What number of lines contain the word "Situation"? Reply with the number and nothing else.

Extracted data entries
-- -- --
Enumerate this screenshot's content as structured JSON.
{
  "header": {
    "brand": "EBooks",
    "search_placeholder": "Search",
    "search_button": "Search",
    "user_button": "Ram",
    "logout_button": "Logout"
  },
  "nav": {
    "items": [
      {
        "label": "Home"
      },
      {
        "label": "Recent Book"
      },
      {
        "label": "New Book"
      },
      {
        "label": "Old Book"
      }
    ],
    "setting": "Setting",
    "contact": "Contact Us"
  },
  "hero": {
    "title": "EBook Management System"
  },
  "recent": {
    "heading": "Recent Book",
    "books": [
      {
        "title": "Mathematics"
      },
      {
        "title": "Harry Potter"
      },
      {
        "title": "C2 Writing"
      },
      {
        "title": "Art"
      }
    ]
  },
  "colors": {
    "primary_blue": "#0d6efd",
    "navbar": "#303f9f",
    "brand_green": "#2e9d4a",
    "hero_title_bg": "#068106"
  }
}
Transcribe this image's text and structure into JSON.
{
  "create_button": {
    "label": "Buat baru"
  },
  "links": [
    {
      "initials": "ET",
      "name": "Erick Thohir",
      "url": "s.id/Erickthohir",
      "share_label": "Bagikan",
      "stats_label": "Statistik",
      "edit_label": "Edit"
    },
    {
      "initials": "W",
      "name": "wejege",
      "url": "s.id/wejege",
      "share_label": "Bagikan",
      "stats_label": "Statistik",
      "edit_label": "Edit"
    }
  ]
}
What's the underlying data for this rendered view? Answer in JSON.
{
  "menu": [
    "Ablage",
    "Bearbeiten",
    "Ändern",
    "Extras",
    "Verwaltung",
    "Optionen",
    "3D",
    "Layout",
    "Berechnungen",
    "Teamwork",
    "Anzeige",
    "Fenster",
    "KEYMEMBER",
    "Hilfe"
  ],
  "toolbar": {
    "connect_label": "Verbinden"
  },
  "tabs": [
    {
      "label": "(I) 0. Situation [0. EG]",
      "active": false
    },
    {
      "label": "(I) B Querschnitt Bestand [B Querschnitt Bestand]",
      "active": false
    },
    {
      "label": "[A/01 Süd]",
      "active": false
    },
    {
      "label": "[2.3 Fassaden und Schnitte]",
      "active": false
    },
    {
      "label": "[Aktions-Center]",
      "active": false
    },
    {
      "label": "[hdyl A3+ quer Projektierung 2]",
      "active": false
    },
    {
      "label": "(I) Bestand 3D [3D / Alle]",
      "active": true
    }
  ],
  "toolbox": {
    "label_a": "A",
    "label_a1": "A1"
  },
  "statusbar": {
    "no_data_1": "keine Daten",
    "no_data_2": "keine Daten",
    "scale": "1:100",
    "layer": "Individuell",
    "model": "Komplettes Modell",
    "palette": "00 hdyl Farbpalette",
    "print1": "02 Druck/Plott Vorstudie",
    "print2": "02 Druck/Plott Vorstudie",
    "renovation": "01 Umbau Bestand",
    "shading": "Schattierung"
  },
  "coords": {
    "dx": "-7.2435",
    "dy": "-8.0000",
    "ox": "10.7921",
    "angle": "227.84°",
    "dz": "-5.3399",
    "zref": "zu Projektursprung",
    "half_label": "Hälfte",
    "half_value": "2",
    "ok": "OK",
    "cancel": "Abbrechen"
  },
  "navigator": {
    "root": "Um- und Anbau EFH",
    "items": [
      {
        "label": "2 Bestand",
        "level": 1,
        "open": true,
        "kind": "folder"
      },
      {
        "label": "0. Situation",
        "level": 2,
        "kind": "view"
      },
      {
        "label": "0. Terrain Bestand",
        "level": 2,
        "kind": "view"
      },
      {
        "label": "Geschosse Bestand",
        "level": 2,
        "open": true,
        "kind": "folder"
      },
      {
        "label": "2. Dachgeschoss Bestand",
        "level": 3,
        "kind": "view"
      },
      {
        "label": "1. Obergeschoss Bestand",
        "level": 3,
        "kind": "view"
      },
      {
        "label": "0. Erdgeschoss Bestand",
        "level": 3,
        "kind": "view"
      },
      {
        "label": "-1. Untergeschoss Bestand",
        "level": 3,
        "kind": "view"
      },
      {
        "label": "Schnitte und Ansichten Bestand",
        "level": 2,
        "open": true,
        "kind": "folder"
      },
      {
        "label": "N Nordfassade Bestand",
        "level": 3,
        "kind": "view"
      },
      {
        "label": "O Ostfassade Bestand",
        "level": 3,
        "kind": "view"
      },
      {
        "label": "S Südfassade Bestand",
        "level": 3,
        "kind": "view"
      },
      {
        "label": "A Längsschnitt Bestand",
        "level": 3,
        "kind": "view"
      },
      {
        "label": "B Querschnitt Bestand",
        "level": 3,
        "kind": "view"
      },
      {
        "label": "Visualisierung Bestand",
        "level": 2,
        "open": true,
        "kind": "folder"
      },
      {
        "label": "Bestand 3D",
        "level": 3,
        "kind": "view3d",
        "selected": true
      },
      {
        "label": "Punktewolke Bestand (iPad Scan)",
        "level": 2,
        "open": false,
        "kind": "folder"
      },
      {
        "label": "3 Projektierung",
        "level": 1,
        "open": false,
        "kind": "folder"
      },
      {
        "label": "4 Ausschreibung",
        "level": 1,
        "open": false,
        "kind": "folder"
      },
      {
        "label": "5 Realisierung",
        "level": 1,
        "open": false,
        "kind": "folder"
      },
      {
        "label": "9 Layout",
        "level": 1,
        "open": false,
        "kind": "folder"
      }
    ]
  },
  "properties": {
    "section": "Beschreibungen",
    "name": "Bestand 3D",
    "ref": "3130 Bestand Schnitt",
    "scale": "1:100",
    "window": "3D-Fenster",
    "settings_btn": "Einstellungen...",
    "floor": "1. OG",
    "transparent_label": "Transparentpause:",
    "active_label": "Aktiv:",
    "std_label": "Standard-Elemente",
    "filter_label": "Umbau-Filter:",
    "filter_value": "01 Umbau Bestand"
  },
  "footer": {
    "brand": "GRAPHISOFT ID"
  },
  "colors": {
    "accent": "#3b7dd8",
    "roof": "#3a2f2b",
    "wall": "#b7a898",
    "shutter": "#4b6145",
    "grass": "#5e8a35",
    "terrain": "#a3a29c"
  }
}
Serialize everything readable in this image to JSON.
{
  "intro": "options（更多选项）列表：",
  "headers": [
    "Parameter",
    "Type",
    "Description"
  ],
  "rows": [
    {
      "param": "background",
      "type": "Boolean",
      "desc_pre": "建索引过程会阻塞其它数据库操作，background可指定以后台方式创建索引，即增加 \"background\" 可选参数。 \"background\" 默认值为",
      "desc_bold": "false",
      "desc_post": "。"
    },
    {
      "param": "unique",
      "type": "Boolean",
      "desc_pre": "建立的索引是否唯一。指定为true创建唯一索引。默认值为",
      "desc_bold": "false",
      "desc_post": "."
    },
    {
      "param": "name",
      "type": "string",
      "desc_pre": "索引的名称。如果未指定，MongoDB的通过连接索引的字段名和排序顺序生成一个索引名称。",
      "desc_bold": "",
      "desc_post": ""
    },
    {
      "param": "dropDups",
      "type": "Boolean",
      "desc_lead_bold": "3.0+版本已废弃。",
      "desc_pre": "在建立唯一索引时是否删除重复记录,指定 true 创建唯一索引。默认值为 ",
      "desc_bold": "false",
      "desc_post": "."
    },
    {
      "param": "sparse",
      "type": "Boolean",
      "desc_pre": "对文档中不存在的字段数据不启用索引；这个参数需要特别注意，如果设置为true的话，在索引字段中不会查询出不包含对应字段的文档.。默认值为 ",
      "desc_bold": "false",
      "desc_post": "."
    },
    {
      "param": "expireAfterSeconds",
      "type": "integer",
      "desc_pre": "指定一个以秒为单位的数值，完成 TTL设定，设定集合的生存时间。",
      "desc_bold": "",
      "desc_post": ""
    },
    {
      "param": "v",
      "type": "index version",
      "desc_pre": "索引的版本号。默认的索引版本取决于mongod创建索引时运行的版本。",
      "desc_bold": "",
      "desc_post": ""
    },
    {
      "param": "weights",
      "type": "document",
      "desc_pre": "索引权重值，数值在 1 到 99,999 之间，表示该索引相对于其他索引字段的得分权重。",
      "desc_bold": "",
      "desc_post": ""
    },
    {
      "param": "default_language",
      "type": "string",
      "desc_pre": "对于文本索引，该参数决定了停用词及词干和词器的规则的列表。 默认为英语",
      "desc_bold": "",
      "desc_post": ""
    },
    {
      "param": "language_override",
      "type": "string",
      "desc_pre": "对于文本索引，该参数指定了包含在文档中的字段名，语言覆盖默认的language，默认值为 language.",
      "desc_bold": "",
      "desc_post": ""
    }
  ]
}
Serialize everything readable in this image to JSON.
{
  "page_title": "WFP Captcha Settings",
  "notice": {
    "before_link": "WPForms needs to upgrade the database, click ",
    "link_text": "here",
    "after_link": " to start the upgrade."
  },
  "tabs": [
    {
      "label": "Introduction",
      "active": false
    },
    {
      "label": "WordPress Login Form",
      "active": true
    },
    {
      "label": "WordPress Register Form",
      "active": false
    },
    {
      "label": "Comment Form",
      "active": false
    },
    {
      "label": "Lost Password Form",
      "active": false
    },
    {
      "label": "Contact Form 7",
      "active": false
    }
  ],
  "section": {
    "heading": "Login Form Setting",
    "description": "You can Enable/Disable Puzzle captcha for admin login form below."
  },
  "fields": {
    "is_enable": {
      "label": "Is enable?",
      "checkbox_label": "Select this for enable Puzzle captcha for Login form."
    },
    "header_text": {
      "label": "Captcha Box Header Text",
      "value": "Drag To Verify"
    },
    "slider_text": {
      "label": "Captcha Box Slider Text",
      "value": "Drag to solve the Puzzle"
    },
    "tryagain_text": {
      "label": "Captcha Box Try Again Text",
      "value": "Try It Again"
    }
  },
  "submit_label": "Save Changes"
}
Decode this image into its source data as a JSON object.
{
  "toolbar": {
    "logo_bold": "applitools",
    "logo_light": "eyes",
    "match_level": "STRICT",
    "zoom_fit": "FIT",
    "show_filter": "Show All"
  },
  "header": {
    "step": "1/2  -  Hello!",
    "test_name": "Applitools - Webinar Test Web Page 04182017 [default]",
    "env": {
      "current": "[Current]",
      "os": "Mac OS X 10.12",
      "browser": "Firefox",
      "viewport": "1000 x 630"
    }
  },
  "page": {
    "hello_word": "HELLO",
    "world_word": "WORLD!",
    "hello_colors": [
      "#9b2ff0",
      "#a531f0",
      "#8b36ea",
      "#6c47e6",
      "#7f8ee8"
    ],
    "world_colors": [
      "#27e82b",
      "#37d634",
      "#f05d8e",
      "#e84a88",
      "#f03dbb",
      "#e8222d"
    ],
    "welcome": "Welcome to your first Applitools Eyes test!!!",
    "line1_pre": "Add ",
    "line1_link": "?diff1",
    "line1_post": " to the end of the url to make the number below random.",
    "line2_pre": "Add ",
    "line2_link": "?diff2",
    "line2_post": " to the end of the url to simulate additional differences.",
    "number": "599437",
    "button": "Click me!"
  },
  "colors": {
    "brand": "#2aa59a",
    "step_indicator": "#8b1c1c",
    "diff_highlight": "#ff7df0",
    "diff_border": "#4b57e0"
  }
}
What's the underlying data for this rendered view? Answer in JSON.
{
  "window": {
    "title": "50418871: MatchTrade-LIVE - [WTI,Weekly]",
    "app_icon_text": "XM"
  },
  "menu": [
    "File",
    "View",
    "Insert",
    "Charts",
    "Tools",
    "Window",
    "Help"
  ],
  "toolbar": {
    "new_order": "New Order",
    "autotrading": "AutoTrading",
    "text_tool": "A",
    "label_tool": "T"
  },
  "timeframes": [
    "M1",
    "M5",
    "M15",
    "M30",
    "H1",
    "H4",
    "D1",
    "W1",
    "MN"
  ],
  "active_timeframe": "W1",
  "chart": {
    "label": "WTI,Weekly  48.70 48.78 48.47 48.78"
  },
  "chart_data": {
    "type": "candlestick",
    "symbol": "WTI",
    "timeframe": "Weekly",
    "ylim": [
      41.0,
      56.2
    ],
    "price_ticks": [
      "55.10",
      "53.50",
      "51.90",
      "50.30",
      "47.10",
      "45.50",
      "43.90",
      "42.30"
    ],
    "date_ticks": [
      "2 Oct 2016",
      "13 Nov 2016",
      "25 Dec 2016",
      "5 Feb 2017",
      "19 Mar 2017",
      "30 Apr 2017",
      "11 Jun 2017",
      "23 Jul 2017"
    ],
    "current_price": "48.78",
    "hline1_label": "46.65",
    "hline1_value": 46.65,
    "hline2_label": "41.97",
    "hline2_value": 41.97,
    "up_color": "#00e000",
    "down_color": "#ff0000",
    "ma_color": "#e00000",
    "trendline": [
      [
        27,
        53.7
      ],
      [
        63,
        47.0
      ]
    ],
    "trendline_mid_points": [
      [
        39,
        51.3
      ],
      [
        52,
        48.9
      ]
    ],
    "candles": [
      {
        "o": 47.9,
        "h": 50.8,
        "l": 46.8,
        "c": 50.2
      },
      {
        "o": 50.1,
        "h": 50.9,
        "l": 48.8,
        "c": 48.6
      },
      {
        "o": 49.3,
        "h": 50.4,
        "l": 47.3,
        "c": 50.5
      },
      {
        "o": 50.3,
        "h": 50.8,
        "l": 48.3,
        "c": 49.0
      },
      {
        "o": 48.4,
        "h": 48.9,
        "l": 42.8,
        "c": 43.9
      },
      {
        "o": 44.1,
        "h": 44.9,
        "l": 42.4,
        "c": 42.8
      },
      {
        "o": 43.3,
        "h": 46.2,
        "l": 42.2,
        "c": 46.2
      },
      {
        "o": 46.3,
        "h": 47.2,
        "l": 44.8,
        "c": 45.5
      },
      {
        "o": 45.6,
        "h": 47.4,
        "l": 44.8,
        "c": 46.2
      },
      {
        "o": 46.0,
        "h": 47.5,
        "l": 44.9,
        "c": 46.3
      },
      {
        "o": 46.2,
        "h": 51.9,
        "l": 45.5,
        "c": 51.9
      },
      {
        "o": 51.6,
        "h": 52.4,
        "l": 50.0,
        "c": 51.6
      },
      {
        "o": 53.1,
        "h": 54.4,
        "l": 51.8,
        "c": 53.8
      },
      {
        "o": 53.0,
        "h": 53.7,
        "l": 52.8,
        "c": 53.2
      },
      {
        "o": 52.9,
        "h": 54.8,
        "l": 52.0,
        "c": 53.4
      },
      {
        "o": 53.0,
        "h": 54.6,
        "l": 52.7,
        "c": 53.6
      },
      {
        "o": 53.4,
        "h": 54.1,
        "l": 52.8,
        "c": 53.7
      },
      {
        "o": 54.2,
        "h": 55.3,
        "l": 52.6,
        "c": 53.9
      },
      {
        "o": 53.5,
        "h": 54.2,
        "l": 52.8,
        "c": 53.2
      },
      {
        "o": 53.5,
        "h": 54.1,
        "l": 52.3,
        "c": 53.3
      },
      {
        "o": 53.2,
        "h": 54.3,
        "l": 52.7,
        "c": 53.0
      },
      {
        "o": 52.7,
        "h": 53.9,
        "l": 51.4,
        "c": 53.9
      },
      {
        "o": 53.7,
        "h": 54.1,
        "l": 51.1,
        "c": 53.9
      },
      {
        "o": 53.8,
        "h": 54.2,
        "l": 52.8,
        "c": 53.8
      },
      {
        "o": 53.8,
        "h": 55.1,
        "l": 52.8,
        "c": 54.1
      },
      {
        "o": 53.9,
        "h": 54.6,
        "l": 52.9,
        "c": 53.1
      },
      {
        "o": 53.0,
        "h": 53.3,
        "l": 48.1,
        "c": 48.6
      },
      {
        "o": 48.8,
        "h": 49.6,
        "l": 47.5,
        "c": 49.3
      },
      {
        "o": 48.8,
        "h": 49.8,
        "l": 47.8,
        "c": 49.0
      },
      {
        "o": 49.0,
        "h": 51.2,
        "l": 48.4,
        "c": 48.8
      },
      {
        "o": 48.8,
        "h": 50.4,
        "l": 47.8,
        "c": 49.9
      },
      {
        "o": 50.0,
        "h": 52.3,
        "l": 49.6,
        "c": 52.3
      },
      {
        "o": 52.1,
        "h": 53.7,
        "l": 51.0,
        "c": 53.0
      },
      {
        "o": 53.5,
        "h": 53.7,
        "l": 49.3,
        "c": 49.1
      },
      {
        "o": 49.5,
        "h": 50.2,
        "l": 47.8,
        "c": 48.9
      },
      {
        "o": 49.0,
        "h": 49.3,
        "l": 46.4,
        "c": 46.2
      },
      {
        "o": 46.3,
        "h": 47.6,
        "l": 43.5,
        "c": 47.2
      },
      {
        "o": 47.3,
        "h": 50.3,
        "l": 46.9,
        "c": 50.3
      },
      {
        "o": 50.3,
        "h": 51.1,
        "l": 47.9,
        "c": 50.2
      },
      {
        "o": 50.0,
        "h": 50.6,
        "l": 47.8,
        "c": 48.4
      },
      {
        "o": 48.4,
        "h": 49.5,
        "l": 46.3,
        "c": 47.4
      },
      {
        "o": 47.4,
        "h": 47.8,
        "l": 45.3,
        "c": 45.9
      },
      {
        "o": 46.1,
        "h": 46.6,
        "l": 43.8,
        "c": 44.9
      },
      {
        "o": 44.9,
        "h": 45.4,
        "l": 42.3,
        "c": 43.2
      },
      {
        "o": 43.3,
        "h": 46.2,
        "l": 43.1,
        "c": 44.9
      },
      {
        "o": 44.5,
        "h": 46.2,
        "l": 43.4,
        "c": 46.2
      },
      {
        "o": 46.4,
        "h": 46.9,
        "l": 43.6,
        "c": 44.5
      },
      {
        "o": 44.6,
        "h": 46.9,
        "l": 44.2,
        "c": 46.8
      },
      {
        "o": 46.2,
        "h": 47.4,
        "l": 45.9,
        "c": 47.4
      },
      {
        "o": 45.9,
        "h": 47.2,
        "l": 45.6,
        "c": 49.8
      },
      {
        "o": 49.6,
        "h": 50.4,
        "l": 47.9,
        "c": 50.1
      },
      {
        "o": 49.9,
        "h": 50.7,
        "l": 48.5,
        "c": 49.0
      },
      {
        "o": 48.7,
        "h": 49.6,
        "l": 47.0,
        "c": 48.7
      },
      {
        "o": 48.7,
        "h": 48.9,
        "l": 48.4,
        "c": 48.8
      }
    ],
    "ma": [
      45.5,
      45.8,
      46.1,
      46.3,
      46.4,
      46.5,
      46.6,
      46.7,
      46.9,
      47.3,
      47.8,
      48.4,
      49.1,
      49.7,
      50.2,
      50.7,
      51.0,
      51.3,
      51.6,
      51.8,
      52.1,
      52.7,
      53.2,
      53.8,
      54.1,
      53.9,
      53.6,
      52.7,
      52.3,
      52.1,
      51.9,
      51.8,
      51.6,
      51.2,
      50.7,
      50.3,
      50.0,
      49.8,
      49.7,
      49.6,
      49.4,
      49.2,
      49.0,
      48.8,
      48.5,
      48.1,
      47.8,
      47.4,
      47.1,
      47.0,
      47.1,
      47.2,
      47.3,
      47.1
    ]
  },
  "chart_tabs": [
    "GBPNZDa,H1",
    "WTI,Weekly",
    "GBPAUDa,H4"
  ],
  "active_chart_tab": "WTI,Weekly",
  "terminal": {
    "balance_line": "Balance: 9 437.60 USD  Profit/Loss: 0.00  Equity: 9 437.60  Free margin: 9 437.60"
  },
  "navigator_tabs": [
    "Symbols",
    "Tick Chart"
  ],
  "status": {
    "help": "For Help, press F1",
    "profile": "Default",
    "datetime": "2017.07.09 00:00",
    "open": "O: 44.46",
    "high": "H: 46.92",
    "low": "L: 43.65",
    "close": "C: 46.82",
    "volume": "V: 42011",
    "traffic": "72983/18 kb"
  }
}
-- -- --
▶ TASK OUTPUT:
2